* **Your task**
Reproduce all entries precisely as they are written.

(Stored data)

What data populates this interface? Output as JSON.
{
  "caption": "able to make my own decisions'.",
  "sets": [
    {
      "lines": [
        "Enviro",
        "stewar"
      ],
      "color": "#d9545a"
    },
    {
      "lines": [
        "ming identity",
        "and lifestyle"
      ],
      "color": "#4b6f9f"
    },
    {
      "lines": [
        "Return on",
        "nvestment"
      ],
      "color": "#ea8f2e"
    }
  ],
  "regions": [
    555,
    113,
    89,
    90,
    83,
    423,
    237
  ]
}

* **Full answer**
What data populates this interface? Output as JSON.
{
  "caption": "able to make my own decisions'.",
  "sets": [
    {
      "lines": [
        "Enviro",
        "stewar"
      ],
      "color": "#d9545a"
    },
    {
      "lines": [
        "ming identity",
        "and lifestyle"
      ],
      "color": "#4b6f9f"
    },
    {
      "lines": [
        "Return on",
        "nvestment"
      ],
      "color": "#ea8f2e"
    }
  ],
  "regions": [
    555,
    113,
    89,
    90,
    83,
    423,
    237
  ]
}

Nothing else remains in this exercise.